- _Directions for this task_
Report how many lines contain "group". Give the number and nothing else.
····················
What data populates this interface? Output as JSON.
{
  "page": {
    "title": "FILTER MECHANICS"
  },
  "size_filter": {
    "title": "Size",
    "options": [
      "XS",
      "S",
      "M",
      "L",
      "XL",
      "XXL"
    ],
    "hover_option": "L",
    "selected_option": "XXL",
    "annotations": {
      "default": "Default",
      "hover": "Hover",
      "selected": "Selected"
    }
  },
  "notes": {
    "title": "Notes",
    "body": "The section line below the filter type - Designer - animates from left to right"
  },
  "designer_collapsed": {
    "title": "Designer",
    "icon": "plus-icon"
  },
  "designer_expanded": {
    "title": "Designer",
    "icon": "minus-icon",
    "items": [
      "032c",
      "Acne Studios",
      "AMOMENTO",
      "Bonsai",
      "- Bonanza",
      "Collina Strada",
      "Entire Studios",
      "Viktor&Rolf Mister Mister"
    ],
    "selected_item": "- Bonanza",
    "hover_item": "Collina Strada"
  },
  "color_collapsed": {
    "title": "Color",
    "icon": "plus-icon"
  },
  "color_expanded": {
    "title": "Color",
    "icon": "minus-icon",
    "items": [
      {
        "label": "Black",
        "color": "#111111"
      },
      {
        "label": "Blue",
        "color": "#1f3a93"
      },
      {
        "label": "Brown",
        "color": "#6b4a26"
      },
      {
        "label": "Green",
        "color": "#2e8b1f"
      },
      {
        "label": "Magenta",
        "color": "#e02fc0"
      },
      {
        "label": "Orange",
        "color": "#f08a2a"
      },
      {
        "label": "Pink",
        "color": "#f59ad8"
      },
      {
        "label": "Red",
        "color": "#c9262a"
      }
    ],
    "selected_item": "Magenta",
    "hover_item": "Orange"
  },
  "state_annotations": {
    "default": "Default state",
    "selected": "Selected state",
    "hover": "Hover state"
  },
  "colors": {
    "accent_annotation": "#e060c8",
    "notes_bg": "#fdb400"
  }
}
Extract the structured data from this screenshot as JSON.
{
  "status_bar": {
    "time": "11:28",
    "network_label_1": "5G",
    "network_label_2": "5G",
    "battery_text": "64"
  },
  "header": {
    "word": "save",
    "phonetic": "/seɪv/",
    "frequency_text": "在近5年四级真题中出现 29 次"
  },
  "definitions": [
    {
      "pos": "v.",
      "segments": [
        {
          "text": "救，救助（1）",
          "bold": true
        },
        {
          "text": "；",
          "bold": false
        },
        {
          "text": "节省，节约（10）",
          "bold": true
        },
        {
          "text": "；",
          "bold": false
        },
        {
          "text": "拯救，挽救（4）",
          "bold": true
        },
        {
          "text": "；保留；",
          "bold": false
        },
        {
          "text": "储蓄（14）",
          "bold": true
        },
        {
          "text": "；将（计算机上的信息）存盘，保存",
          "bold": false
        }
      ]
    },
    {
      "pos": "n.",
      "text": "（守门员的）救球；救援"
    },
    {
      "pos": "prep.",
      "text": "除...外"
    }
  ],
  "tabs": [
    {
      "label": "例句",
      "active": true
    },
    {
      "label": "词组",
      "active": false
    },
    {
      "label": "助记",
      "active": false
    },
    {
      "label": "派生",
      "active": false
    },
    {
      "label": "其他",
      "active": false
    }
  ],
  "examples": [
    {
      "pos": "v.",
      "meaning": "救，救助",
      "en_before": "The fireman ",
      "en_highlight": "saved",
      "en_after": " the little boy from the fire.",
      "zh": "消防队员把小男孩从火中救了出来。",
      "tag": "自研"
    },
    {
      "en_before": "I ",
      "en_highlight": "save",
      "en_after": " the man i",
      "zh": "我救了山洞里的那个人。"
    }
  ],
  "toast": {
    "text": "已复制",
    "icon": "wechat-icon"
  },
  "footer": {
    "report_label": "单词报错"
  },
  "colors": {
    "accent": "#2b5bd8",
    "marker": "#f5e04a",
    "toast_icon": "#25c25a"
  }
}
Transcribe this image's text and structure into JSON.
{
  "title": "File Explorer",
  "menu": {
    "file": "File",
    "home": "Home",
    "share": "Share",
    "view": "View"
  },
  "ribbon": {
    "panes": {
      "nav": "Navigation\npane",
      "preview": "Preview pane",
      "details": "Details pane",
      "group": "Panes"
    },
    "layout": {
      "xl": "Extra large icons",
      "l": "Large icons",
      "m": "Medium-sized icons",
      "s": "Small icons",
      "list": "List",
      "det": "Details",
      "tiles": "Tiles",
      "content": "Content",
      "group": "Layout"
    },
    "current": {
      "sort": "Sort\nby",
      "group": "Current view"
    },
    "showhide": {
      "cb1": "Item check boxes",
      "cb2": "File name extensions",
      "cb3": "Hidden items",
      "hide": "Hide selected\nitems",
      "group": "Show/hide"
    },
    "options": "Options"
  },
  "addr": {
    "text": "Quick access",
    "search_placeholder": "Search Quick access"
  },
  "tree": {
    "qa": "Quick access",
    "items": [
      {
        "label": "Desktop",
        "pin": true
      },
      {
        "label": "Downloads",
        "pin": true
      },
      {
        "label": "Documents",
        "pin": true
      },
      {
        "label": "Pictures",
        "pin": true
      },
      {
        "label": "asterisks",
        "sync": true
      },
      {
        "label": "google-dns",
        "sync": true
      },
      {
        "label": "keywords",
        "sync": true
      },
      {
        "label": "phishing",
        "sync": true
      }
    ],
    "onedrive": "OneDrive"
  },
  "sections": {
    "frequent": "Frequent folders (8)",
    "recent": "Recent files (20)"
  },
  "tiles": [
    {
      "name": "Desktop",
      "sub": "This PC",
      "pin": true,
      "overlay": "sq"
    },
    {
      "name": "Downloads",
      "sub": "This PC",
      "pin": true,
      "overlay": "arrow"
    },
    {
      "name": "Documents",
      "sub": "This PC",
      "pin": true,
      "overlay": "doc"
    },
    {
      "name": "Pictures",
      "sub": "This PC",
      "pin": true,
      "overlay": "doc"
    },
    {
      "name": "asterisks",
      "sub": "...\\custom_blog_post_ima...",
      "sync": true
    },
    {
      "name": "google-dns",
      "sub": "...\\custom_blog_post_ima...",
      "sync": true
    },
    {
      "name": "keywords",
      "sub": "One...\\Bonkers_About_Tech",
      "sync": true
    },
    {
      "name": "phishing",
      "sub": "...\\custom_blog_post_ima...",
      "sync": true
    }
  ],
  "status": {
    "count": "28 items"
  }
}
····················
- _Final result_
4